> Exercise objective
Copy out the lines that include the word "Relatieoverzicht".

> Task inputs

========================

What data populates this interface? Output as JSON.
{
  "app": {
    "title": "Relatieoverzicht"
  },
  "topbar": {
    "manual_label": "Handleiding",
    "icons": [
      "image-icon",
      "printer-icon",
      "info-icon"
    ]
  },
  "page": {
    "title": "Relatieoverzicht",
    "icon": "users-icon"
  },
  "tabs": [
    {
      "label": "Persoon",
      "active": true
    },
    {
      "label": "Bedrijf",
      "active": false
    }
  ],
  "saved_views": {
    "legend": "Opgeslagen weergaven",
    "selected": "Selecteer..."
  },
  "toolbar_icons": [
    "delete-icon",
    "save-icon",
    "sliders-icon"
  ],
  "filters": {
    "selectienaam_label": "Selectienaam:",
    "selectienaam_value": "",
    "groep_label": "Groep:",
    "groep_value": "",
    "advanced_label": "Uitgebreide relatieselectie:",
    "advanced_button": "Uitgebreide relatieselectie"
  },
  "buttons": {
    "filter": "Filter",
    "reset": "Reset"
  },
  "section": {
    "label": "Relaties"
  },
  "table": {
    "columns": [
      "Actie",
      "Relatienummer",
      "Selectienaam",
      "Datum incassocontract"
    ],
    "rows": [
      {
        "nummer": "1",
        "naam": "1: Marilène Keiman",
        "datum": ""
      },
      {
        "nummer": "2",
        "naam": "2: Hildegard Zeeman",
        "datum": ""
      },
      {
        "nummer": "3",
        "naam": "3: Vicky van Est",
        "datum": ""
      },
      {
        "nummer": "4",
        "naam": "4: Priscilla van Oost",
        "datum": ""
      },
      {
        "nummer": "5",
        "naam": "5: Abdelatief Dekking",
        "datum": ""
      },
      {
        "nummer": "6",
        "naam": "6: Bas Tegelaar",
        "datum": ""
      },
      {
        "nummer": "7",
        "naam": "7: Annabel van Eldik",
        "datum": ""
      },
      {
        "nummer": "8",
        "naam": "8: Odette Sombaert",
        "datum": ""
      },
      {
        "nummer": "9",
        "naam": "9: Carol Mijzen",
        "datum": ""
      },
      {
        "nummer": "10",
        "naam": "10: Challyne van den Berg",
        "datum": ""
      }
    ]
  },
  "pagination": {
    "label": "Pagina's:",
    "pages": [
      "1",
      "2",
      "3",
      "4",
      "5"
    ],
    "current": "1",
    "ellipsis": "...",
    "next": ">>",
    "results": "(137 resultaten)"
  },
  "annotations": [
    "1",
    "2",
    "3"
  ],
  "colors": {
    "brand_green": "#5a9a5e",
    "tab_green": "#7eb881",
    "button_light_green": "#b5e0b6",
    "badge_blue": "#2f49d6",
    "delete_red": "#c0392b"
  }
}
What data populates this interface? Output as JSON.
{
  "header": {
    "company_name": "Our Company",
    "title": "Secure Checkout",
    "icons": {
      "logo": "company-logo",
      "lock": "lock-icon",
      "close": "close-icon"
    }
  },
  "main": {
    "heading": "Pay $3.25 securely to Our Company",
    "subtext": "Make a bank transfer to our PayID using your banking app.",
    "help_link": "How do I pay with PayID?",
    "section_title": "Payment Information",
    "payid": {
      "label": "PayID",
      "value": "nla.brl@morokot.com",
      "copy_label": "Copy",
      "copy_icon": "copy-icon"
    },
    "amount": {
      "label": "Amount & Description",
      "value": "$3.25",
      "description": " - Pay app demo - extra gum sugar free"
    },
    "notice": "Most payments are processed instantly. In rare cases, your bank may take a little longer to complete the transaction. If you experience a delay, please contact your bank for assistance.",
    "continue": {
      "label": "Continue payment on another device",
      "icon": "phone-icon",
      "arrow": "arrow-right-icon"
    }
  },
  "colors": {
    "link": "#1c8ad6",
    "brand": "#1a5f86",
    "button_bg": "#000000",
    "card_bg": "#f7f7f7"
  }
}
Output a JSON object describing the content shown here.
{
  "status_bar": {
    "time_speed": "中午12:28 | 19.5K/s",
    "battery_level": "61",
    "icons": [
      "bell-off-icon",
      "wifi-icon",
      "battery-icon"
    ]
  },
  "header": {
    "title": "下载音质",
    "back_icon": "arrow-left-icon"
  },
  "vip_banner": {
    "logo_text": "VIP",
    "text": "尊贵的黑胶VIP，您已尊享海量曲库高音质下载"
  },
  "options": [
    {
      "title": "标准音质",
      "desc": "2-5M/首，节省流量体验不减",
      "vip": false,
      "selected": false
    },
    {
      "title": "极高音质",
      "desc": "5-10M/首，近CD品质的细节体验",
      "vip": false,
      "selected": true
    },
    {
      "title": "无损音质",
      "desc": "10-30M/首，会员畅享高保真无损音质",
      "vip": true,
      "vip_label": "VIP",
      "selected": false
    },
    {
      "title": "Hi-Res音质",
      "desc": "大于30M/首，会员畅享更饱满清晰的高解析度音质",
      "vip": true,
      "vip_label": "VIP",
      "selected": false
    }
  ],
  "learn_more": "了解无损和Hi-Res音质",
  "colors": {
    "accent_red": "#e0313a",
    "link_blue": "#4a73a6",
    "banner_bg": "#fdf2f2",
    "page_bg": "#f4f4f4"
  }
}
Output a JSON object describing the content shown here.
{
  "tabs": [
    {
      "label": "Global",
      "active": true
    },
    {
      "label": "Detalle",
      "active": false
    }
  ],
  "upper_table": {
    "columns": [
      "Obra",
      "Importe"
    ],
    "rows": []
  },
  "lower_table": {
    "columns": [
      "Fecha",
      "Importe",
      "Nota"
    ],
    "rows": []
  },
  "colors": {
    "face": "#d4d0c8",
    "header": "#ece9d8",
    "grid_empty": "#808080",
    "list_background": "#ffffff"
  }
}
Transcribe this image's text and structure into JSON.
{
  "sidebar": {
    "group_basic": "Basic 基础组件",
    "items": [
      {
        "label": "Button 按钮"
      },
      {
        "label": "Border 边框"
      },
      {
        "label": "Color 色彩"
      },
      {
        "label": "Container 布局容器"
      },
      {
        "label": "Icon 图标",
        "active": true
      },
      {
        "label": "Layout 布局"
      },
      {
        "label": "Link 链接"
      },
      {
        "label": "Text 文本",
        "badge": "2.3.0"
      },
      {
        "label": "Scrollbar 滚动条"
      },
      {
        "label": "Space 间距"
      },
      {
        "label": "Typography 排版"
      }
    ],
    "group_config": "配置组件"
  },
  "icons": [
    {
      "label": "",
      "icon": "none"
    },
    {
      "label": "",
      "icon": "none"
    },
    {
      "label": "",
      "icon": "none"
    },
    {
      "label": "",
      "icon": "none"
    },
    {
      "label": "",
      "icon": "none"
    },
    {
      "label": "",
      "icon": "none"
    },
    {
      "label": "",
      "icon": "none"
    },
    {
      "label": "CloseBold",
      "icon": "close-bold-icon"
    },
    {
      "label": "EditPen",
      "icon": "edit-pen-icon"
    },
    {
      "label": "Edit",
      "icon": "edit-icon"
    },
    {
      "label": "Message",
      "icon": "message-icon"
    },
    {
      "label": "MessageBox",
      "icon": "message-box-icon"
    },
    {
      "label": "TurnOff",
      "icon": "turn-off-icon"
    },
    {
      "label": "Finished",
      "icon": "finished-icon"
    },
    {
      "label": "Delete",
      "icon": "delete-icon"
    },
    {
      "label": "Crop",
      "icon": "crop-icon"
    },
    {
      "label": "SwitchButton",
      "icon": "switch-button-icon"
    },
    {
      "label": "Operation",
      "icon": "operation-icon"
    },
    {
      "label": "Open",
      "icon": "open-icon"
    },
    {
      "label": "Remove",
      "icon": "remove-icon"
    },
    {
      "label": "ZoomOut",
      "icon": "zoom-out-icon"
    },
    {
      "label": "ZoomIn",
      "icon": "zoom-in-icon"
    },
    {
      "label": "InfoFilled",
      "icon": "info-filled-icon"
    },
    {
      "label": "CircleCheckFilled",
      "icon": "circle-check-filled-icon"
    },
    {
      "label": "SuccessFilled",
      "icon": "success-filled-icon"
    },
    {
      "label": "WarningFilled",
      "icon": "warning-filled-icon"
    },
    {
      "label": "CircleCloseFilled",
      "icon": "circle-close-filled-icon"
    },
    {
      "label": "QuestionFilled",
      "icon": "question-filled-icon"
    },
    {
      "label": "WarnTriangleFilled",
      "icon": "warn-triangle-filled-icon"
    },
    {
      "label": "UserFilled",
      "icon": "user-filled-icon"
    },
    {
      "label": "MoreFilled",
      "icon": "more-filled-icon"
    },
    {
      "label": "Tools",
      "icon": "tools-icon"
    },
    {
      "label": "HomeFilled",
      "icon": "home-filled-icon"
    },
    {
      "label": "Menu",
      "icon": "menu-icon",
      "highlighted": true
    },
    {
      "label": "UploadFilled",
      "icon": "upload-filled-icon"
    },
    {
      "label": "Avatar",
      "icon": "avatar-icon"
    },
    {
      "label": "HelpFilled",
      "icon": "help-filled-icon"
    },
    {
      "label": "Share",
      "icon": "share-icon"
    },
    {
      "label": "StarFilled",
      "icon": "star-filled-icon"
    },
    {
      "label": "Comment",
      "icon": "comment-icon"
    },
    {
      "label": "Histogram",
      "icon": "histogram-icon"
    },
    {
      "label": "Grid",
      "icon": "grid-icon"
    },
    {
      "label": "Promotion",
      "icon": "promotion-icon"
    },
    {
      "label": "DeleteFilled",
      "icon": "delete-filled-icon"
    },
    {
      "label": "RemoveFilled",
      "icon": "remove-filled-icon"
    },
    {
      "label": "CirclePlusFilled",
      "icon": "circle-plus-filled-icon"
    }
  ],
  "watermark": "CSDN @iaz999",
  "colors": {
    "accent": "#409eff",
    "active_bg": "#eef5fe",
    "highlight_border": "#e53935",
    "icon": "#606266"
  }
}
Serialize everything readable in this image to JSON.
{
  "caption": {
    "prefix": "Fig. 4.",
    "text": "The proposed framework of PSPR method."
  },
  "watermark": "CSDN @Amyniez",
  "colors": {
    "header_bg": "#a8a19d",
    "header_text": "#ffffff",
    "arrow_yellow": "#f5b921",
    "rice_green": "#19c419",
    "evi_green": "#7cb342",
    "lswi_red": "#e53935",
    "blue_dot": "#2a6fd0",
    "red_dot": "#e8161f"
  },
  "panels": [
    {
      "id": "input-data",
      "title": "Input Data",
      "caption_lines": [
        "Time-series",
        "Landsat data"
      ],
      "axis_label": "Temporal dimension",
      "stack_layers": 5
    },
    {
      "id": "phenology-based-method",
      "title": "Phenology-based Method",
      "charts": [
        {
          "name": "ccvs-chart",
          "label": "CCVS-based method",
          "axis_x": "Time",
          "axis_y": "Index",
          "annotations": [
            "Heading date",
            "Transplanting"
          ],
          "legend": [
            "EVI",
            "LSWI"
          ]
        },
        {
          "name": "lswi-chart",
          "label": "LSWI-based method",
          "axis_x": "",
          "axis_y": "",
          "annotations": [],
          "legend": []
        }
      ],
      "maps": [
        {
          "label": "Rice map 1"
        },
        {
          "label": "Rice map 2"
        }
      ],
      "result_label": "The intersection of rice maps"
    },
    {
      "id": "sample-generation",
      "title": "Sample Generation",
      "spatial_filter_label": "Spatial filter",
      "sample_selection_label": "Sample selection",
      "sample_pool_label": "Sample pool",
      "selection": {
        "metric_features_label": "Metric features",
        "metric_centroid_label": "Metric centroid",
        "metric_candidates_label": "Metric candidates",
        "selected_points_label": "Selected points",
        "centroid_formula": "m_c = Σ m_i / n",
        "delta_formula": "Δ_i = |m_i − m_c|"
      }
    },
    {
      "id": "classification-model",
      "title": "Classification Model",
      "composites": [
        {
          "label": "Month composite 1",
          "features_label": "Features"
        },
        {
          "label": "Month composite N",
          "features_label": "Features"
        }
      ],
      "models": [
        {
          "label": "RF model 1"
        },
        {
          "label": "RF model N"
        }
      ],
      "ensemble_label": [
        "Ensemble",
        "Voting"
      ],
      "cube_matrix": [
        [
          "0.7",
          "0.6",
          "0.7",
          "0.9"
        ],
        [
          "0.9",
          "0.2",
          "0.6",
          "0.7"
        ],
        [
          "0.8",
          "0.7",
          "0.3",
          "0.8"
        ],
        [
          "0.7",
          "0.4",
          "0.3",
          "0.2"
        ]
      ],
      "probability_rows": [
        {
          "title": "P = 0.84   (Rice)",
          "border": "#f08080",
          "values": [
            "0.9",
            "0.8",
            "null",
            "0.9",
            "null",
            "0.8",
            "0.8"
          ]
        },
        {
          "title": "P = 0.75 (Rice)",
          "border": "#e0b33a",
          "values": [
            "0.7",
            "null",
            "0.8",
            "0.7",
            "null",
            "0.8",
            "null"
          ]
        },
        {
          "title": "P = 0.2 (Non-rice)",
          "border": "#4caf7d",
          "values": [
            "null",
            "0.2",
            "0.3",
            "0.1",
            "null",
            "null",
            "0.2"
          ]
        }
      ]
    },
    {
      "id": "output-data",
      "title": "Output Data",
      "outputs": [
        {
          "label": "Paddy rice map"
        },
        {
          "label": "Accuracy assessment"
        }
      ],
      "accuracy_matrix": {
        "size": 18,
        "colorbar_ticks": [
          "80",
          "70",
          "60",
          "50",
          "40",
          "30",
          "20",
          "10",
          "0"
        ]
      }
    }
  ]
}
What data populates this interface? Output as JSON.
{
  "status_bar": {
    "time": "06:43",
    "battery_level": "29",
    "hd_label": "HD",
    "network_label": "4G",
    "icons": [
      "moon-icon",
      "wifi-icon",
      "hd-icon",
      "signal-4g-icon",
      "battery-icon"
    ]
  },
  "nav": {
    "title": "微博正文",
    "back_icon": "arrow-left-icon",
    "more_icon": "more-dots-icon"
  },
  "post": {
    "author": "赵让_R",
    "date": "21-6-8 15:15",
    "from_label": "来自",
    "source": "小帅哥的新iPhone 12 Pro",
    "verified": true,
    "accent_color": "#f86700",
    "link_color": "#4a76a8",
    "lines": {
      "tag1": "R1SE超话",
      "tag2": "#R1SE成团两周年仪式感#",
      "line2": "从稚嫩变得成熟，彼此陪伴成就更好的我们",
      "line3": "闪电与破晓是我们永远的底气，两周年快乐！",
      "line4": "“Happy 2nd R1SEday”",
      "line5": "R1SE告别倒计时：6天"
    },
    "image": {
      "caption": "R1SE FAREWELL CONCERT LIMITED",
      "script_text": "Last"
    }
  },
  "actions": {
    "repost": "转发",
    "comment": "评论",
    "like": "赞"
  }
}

========================

> Reply
    "title": "Relatieoverzicht"
    "title": "Relatieoverzicht",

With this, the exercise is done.